* What to work on: Note how many lines hold the string "prompt" and give that number without any other words.

[Source records]
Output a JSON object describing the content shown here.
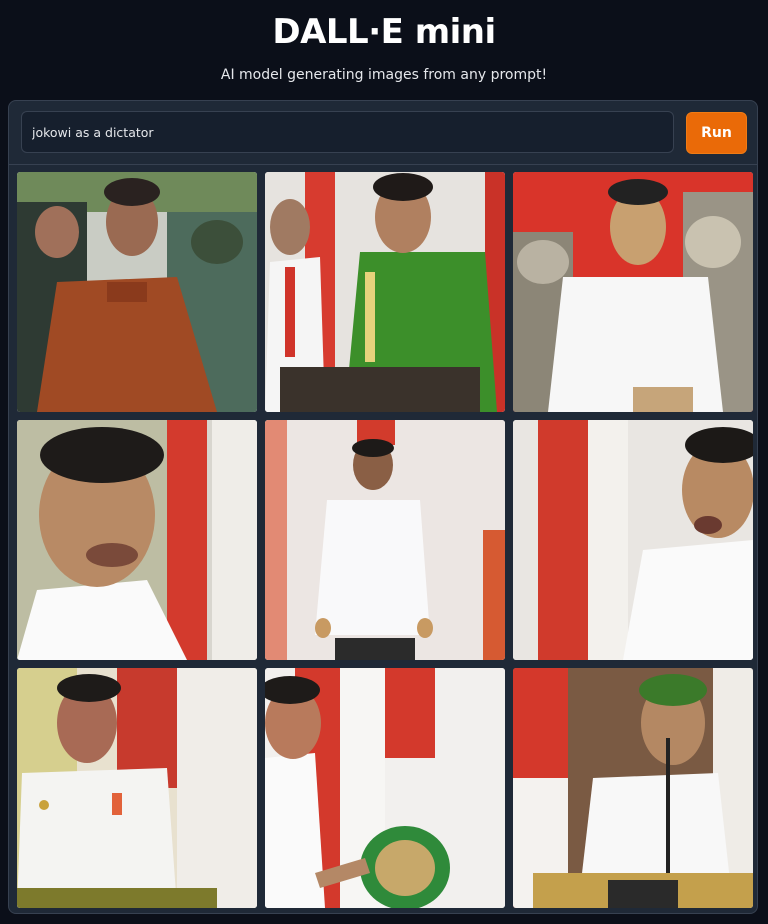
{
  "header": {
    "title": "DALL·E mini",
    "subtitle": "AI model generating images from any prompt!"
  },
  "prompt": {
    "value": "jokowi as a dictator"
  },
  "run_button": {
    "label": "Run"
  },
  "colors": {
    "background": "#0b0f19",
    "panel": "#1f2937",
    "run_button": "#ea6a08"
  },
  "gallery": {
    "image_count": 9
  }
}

* Correct result: 2